*Extrahierter Text*.

# 4k TV als Monitor



## Radikalnoob (31. Januar 2018)

Moin moin, 

wie sind die Erfahrungen mit 4k Fernsehern als Monitor Ersatz?

Ich will mir zeitnah einen 4k Fernseher kaufen, da ich diesen neben dem PC Gaming aber auch als 'Wohnzimmerglotze' verwenden will, sind mir die gängigen Monitore, wenn auch deutlich besser für den Zweck geeignet, zu klein. Bei der Größe schweben mir schon mindestens 49 Zoll vor, folgende Modelle habe sind bei mir schon in der Vorauswahl gelandet:

- LG 49SJ800V

- Sony KD-49XE8005

Als Input habe ich folgendes:

PC 1:

Mainboard: Asus B150M plus D3
Prozessor: i5 6600K
RAM: 12 GB Hyper X Fury DDR3 
Grafikkarte: EVGA 1080 FTW Gaming

PC 2: 

Mainboard: MSI B250 PC Mate
Prozessor:: Intel Pentium G4560
RAM: 8 GB Hyper X Fury DDR4
Grafikkarte: Powercolor Red Dragon RX480 4GB mit Rajintek Morpheus 2

Des weiteren sind noch eine PS4 vorhanden (endlich Horizon auf großem Screen) als auch ein Acer Aspire 7 mit i7 7700 HQ und GTX 1050ti

Wie man unschwer erkennen kann, ähneln meine PCs eher Frankensteins Monster als einer bewussten, informierten Kaufentscheidung. Zudem habe ich bei meiner Recherche häufiger gehört, dass einem Input Lag und Schlierenbildung die Lust am Gaming verleiden können. Im 'kompetitiven' Bereich zocke ich eigentlich nur Mobas.

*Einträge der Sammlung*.
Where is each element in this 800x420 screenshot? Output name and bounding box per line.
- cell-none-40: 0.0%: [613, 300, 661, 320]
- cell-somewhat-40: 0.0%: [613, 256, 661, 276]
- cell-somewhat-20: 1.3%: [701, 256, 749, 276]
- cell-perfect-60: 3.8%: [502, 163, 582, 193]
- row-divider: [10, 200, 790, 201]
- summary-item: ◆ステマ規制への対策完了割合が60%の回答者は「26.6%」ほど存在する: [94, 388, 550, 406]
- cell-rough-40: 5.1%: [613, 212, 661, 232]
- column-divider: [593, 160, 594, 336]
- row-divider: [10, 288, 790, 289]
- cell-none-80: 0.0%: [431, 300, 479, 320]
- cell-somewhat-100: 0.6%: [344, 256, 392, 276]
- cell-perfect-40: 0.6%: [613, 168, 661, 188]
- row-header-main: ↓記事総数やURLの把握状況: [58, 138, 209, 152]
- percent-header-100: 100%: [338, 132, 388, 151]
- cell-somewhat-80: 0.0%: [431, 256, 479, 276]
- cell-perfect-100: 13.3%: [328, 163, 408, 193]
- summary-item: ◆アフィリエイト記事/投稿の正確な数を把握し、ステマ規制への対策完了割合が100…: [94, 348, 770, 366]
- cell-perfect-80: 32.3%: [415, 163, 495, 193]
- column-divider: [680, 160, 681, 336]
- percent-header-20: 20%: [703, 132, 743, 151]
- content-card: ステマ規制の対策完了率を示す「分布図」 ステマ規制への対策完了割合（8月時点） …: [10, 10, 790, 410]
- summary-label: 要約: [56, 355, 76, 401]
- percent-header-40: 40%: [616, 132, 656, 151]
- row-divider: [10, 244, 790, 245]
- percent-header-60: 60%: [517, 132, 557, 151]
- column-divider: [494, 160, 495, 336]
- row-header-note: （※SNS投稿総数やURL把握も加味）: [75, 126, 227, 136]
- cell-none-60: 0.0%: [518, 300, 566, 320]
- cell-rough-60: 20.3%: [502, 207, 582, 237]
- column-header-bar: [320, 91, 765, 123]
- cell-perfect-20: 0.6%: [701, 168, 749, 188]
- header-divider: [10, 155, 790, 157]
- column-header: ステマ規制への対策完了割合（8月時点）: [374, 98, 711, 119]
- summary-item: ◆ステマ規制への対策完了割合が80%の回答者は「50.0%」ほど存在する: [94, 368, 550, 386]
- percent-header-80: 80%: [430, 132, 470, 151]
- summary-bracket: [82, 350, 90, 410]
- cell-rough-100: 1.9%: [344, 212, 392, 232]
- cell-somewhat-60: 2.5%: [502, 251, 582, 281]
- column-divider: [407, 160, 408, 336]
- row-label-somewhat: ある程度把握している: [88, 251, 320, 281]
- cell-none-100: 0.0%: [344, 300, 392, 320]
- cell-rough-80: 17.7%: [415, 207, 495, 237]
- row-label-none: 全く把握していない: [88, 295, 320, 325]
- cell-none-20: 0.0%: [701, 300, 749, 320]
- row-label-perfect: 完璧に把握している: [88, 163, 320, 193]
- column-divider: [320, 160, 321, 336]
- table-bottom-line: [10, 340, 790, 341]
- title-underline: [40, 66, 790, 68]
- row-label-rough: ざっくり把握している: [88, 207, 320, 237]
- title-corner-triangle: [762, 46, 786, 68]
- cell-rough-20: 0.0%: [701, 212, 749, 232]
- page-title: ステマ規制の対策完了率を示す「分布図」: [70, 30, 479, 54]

*Aufgabe*.
Nenne alle Prozessoren, die im Forenbeitrag über 4k-Fernseher als Monitor genannt werden.

*Richtige Antwort*.
- i5 6600K
- Intel Pentium G4560
- i7 7700 HQ